── MATERIAL FOR THE TASK
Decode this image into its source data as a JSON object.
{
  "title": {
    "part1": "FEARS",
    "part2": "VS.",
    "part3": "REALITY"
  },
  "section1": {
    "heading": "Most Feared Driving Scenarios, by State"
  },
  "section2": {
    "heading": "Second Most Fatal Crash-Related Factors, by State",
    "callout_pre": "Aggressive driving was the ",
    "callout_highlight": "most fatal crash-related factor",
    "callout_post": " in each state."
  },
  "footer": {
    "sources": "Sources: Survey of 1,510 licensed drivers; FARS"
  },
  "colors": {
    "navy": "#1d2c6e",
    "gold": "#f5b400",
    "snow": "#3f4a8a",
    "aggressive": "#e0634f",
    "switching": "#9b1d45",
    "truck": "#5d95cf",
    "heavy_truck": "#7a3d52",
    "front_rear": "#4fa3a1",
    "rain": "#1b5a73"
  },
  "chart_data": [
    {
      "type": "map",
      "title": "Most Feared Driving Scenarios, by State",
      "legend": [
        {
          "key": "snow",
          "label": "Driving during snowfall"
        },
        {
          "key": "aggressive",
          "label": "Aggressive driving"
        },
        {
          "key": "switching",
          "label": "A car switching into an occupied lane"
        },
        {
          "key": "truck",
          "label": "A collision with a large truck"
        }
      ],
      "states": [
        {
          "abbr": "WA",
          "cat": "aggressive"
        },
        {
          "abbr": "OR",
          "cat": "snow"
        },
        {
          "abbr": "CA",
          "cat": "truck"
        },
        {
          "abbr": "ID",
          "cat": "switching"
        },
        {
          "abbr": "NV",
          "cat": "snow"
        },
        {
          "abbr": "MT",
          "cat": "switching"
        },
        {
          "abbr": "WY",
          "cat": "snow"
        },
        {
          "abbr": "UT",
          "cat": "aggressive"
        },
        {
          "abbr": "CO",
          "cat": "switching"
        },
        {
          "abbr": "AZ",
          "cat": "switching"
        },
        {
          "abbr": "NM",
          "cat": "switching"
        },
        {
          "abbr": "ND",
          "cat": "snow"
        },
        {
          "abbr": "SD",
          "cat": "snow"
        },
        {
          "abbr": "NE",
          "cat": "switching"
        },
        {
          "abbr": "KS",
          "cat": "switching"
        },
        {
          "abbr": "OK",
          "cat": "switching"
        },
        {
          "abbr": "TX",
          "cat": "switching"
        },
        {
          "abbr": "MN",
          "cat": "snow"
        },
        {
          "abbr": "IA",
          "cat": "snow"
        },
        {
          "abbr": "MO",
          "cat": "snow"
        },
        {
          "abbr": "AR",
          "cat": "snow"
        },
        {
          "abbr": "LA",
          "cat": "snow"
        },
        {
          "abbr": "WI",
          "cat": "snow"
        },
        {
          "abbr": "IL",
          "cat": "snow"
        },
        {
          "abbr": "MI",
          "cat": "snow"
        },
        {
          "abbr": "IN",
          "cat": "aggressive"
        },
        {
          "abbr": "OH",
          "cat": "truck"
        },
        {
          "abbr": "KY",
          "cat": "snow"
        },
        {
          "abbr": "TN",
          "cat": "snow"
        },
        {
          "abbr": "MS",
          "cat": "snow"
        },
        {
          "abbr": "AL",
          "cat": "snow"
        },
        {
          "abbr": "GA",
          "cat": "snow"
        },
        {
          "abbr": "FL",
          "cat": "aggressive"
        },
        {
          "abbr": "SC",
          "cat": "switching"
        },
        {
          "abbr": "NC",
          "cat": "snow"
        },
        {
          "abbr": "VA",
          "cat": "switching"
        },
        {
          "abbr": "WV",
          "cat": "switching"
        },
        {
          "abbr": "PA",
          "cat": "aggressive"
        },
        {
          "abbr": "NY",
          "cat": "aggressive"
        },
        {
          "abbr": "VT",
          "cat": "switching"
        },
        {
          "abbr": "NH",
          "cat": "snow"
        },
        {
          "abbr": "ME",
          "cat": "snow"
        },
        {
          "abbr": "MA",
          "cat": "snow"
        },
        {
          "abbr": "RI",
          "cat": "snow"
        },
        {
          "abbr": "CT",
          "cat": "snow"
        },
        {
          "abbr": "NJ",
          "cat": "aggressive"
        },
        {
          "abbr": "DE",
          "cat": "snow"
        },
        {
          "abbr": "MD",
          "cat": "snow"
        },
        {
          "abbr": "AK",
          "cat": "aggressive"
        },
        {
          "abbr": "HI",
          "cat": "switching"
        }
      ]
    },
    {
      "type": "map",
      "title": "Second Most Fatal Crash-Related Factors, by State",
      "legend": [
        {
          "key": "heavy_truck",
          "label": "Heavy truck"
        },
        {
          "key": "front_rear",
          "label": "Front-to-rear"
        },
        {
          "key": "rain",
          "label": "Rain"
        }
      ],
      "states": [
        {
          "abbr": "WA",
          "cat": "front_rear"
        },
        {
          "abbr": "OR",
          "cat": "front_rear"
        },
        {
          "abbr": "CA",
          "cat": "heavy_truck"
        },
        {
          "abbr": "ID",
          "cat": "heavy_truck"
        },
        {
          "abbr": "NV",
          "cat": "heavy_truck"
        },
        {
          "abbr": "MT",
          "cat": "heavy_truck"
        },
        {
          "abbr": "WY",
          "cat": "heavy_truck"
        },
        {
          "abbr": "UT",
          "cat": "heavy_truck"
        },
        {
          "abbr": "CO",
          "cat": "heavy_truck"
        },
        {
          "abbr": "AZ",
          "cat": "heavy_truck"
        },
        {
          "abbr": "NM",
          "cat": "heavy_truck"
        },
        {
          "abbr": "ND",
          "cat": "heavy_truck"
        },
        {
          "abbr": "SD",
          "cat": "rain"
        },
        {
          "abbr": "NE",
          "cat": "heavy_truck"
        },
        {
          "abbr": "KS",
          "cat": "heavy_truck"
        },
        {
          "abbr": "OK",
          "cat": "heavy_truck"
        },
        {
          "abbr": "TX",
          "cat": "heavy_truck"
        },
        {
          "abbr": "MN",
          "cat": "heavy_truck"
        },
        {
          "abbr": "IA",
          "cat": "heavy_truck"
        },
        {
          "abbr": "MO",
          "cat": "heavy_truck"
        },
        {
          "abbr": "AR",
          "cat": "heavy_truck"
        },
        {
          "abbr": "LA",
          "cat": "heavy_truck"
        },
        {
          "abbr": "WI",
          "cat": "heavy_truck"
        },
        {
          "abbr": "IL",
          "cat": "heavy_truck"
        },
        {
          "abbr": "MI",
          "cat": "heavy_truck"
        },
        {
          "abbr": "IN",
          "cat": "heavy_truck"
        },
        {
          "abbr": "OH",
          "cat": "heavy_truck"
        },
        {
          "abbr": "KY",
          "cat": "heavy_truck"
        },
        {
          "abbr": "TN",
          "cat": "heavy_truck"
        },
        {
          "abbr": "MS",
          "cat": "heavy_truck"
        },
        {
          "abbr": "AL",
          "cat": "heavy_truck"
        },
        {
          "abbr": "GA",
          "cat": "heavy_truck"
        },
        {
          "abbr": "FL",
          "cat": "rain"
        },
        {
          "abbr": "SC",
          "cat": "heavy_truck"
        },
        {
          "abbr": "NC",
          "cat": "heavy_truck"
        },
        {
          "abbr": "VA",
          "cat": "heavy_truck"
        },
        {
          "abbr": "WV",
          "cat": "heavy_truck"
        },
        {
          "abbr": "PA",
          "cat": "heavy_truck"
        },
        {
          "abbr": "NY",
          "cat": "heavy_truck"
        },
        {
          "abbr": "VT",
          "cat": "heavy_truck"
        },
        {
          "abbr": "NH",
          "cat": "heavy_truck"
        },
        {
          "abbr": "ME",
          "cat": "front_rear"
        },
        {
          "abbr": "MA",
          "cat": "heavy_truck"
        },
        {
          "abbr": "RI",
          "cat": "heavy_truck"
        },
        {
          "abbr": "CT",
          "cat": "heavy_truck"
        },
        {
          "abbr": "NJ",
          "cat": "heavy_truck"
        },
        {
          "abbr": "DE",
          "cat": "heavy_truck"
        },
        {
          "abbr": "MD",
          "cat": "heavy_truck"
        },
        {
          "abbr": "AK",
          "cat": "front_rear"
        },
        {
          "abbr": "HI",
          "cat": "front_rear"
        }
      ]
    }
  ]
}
────
## YOUR INSTRUCTIONS
In the listing, find each line with the string "Second" and copy it.

## SOLUTION FOR THIS PROBLEM
    "heading": "Second Most Fatal Crash-Related Factors, by State",
      "title": "Second Most Fatal Crash-Related Factors, by State",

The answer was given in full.